▶ [Problem to solve]: Reproduce each line that includes the word "Service".

▶ [Records shown]:
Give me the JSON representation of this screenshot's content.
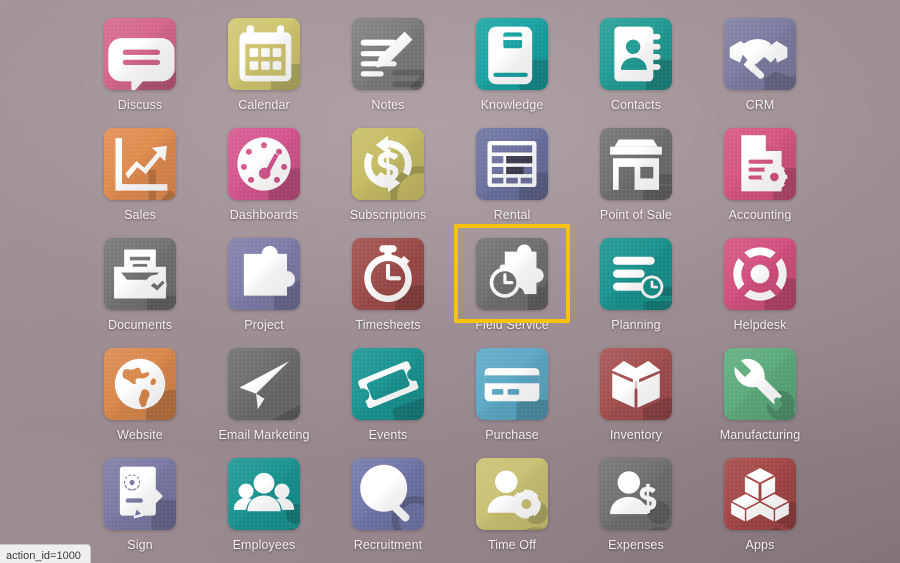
{
  "desktop": {
    "background_colors": [
      "#a89899",
      "#9b8b90",
      "#8d7e85"
    ],
    "selection_color": "#f9c211"
  },
  "status_tip": {
    "text": "action_id=1000"
  },
  "app_grid": {
    "columns": 6,
    "rows": 5,
    "selected_app": "Field Service",
    "apps": [
      {
        "label": "Discuss",
        "icon": "chat-bubble-icon",
        "color": "#d4648a"
      },
      {
        "label": "Calendar",
        "icon": "calendar-icon",
        "color": "#cfc56e"
      },
      {
        "label": "Notes",
        "icon": "note-pencil-icon",
        "color": "#7b7b7b"
      },
      {
        "label": "Knowledge",
        "icon": "book-icon",
        "color": "#17a2a2"
      },
      {
        "label": "Contacts",
        "icon": "address-book-icon",
        "color": "#1f9b93"
      },
      {
        "label": "CRM",
        "icon": "handshake-icon",
        "color": "#7b7ba0"
      },
      {
        "label": "Sales",
        "icon": "chart-up-icon",
        "color": "#e08a4c"
      },
      {
        "label": "Dashboards",
        "icon": "gauge-icon",
        "color": "#d4548c"
      },
      {
        "label": "Subscriptions",
        "icon": "dollar-refresh-icon",
        "color": "#c4bc62"
      },
      {
        "label": "Rental",
        "icon": "calendar-grid-icon",
        "color": "#6a6f9e"
      },
      {
        "label": "Point of Sale",
        "icon": "shop-icon",
        "color": "#6e6e6e"
      },
      {
        "label": "Accounting",
        "icon": "invoice-gear-icon",
        "color": "#d4527f"
      },
      {
        "label": "Documents",
        "icon": "file-box-check-icon",
        "color": "#717171"
      },
      {
        "label": "Project",
        "icon": "puzzle-icon",
        "color": "#7b7ba8"
      },
      {
        "label": "Timesheets",
        "icon": "stopwatch-icon",
        "color": "#9d4a48"
      },
      {
        "label": "Field Service",
        "icon": "puzzle-clock-icon",
        "color": "#6e6e6e"
      },
      {
        "label": "Planning",
        "icon": "planning-bars-icon",
        "color": "#17918c"
      },
      {
        "label": "Helpdesk",
        "icon": "lifebuoy-icon",
        "color": "#d24d7d"
      },
      {
        "label": "Website",
        "icon": "globe-icon",
        "color": "#d98649"
      },
      {
        "label": "Email Marketing",
        "icon": "paper-plane-icon",
        "color": "#6b6b6b"
      },
      {
        "label": "Events",
        "icon": "ticket-icon",
        "color": "#179390"
      },
      {
        "label": "Purchase",
        "icon": "credit-card-icon",
        "color": "#5aa7c4"
      },
      {
        "label": "Inventory",
        "icon": "open-box-icon",
        "color": "#a24d4d"
      },
      {
        "label": "Manufacturing",
        "icon": "wrench-icon",
        "color": "#5aaa7b"
      },
      {
        "label": "Sign",
        "icon": "sign-document-icon",
        "color": "#7878a4"
      },
      {
        "label": "Employees",
        "icon": "people-group-icon",
        "color": "#179390"
      },
      {
        "label": "Recruitment",
        "icon": "magnifier-person-icon",
        "color": "#6e74a6"
      },
      {
        "label": "Time Off",
        "icon": "person-gear-icon",
        "color": "#c8c070"
      },
      {
        "label": "Expenses",
        "icon": "person-dollar-icon",
        "color": "#6e6e6e"
      },
      {
        "label": "Apps",
        "icon": "cubes-icon",
        "color": "#a24444"
      }
    ]
  }
}
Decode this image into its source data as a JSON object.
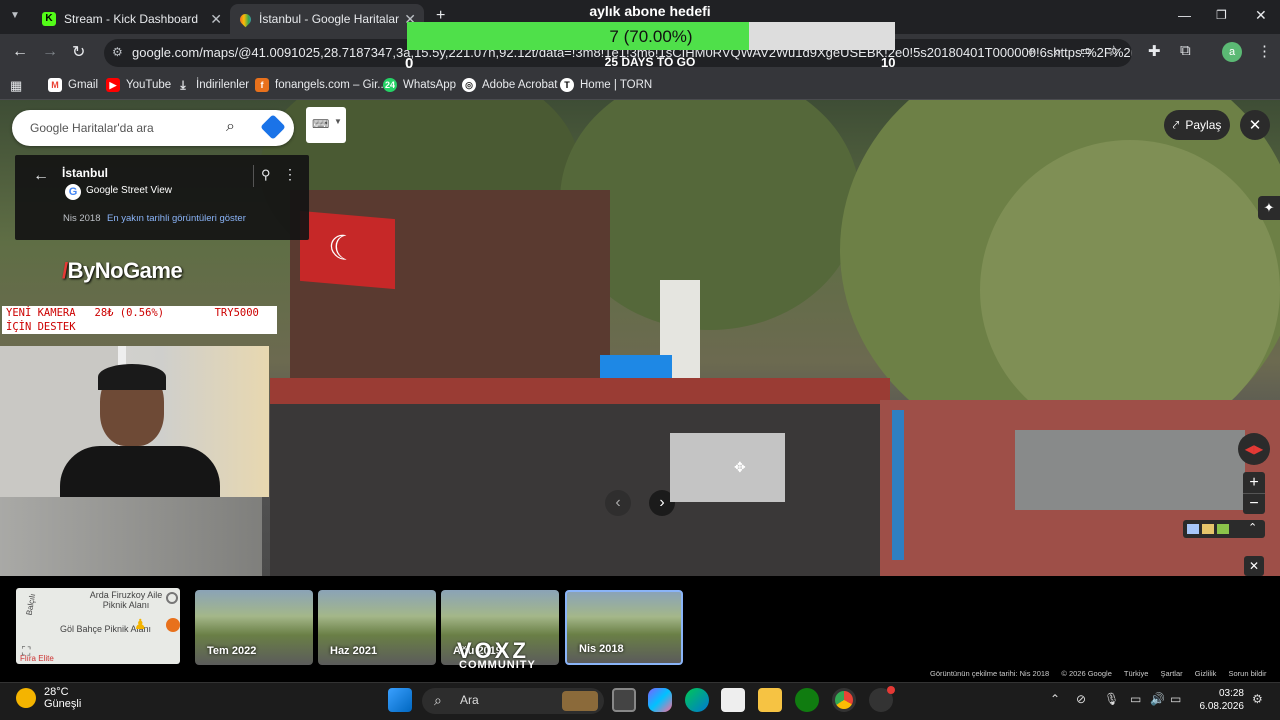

▶ [Response below]:
    "selected_app": "Field Service",
        "label": "Field Service",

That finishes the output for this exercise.